_Anleitung zur Übung_
Schreiben Sie die Zeilen der Datensätze Wort für Wort ab. Beginnen Sie mit der ersten Zeile und hören Sie nach der Zeile auf, die „annotation: Оймаша [732,360,774,372]“ enthält, wobei beide Enden dazugehören.

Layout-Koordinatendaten
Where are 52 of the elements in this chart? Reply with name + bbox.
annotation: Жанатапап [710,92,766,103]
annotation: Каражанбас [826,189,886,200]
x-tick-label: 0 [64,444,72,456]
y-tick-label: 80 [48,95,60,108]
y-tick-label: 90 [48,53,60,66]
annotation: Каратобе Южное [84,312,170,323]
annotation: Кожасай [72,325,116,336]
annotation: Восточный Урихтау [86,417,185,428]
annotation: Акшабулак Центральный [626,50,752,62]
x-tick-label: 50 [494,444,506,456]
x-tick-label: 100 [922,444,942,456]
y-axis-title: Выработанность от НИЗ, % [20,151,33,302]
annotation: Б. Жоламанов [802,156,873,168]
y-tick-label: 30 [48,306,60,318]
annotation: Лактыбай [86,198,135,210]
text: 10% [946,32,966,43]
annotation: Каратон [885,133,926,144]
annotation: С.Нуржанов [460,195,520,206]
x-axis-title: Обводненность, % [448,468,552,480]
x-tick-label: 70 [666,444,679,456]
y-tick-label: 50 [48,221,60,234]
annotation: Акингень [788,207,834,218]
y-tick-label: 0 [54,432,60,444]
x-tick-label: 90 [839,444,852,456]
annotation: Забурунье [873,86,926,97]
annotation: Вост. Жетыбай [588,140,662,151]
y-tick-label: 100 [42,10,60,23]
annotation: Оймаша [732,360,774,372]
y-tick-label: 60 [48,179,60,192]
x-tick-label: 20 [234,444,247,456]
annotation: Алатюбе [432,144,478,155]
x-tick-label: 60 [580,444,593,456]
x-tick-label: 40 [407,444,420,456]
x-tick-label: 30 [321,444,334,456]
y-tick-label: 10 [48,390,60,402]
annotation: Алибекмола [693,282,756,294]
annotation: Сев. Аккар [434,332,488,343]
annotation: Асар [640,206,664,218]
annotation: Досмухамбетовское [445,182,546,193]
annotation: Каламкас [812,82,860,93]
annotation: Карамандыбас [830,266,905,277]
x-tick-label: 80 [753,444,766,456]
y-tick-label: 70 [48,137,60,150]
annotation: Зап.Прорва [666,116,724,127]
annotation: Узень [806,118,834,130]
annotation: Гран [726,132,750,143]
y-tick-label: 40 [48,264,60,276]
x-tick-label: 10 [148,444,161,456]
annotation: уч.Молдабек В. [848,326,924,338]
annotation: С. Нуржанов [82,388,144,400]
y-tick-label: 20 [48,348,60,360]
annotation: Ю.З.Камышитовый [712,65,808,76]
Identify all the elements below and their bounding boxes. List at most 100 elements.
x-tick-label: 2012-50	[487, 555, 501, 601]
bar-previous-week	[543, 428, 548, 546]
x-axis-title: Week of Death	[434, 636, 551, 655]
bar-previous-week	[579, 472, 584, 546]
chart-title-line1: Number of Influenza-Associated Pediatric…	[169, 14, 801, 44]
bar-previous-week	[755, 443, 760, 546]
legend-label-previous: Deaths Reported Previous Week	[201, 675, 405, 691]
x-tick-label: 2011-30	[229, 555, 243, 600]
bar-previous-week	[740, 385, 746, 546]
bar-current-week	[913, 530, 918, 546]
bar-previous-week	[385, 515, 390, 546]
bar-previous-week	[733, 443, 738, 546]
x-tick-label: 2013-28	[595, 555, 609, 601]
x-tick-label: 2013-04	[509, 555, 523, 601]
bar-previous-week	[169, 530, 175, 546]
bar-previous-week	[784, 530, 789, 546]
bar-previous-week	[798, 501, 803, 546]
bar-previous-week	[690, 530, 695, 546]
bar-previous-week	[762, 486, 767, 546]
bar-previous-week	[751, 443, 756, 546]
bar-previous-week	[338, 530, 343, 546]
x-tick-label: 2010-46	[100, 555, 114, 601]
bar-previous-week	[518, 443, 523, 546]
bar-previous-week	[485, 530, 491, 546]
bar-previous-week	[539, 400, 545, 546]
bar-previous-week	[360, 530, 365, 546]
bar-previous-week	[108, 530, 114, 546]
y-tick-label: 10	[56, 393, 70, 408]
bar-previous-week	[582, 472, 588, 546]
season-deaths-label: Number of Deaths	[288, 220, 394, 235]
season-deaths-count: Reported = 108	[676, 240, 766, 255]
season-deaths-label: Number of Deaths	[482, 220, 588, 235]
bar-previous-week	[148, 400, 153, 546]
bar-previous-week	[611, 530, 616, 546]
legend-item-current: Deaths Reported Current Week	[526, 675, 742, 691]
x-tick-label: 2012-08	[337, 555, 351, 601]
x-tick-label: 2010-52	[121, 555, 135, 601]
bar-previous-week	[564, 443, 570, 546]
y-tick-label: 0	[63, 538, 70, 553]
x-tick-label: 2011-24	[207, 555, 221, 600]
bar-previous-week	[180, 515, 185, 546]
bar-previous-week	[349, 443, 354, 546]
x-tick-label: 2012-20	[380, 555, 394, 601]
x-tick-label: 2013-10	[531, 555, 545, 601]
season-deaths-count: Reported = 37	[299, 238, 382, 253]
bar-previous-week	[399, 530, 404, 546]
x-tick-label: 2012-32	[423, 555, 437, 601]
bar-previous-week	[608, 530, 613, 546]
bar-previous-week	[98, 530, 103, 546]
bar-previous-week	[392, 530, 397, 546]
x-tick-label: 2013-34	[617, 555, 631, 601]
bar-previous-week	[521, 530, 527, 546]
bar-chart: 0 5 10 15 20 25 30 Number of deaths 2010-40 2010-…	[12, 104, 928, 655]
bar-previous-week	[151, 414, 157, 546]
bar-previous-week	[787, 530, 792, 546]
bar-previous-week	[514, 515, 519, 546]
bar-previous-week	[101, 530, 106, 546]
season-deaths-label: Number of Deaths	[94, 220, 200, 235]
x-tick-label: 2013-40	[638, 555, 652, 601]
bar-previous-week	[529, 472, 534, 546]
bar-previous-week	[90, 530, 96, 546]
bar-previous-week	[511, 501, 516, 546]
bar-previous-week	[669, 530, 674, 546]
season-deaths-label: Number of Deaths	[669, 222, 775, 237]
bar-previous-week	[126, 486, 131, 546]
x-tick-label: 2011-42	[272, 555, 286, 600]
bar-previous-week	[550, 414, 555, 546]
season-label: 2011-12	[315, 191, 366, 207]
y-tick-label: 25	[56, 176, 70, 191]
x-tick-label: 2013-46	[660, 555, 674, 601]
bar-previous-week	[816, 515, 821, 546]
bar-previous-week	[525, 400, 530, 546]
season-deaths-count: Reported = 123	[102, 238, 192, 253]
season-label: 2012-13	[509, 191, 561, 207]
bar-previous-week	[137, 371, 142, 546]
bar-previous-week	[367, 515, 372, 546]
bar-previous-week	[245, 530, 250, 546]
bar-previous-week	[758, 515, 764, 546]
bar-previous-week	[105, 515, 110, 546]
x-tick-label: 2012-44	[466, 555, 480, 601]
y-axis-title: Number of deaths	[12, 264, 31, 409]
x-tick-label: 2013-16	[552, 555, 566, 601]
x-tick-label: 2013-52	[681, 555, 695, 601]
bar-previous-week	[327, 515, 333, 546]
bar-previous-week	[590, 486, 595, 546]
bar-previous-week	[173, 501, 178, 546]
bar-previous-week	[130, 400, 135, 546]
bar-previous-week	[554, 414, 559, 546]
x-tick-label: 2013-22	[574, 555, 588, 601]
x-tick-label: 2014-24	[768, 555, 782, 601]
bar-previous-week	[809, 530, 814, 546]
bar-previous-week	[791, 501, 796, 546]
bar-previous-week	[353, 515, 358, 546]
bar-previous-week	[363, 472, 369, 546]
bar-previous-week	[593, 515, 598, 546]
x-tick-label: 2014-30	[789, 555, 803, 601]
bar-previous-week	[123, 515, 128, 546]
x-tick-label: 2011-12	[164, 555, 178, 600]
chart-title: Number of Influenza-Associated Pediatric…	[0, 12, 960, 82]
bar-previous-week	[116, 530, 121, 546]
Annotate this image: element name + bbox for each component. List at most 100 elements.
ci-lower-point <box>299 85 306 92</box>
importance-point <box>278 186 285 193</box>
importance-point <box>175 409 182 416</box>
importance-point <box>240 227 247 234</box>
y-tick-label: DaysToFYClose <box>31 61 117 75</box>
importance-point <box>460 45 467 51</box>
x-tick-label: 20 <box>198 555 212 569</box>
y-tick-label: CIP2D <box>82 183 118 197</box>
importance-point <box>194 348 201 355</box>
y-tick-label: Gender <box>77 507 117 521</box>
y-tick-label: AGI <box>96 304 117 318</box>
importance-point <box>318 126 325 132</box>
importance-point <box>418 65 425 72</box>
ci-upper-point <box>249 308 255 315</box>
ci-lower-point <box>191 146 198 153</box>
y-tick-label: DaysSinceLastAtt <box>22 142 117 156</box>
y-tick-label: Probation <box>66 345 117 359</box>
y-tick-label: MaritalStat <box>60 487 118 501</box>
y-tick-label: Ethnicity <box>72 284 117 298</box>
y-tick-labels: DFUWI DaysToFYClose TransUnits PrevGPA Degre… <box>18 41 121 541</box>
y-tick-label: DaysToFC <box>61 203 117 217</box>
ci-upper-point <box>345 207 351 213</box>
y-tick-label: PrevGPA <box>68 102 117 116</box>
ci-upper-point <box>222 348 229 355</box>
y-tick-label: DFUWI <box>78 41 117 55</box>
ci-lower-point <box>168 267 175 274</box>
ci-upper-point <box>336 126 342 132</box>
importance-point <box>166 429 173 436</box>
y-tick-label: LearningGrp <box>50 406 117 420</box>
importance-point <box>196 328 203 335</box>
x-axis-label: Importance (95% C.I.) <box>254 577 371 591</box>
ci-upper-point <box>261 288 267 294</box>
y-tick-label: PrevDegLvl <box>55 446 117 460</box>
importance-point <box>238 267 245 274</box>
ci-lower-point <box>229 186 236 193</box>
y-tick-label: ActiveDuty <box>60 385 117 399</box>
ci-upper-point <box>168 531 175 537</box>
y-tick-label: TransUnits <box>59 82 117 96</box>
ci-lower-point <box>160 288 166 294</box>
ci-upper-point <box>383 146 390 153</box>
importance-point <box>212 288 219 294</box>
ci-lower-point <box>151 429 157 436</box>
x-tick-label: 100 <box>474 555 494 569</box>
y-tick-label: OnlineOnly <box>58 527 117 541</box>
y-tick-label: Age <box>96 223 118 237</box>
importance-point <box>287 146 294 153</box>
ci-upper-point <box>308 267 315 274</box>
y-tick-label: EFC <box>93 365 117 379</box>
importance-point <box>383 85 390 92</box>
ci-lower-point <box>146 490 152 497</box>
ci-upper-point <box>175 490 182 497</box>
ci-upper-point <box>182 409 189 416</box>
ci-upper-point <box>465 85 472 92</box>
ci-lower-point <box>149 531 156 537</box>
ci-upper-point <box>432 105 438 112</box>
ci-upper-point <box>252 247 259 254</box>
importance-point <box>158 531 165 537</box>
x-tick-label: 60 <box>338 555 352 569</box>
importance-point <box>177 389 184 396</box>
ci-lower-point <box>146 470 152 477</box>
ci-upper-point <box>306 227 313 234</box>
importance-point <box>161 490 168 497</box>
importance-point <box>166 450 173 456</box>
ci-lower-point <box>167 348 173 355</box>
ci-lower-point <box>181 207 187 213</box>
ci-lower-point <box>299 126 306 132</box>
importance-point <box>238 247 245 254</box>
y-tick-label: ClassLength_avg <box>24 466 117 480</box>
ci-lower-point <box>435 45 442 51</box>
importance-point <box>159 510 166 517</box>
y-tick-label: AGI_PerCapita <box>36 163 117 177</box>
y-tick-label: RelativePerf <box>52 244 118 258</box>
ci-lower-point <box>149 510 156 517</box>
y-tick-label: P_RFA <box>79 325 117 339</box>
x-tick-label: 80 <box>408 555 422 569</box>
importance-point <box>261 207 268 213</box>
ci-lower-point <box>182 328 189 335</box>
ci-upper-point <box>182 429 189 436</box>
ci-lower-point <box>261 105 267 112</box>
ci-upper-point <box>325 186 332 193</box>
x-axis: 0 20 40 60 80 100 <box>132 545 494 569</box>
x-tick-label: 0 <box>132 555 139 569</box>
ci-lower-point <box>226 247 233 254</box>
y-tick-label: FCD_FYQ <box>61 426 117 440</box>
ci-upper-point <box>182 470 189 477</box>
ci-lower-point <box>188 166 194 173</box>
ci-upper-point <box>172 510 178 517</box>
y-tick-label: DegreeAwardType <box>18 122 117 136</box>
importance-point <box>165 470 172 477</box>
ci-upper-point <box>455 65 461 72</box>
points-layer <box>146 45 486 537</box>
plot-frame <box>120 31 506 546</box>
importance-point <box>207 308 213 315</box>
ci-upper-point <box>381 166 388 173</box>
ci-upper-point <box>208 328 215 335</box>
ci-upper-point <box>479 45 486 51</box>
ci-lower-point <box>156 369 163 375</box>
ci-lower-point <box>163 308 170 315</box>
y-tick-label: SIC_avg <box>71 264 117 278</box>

_Erledigte Aufgabe_
Where are 52 of the elements in this chart? Reply with name + bbox.
annotation: Жанатапап [710,92,766,103]
annotation: Каражанбас [826,189,886,200]
x-tick-label: 0 [64,444,72,456]
y-tick-label: 80 [48,95,60,108]
y-tick-label: 90 [48,53,60,66]
annotation: Каратобе Южное [84,312,170,323]
annotation: Кожасай [72,325,116,336]
annotation: Восточный Урихтау [86,417,185,428]
annotation: Акшабулак Центральный [626,50,752,62]
x-tick-label: 50 [494,444,506,456]
x-tick-label: 100 [922,444,942,456]
y-axis-title: Выработанность от НИЗ, % [20,151,33,302]
annotation: Б. Жоламанов [802,156,873,168]
y-tick-label: 30 [48,306,60,318]
annotation: Лактыбай [86,198,135,210]
text: 10% [946,32,966,43]
annotation: Каратон [885,133,926,144]
annotation: С.Нуржанов [460,195,520,206]
x-axis-title: Обводненность, % [448,468,552,480]
x-tick-label: 70 [666,444,679,456]
y-tick-label: 50 [48,221,60,234]
annotation: Акингень [788,207,834,218]
y-tick-label: 0 [54,432,60,444]
x-tick-label: 90 [839,444,852,456]
annotation: Забурунье [873,86,926,97]
annotation: Вост. Жетыбай [588,140,662,151]
y-tick-label: 100 [42,10,60,23]
annotation: Оймаша [732,360,774,372]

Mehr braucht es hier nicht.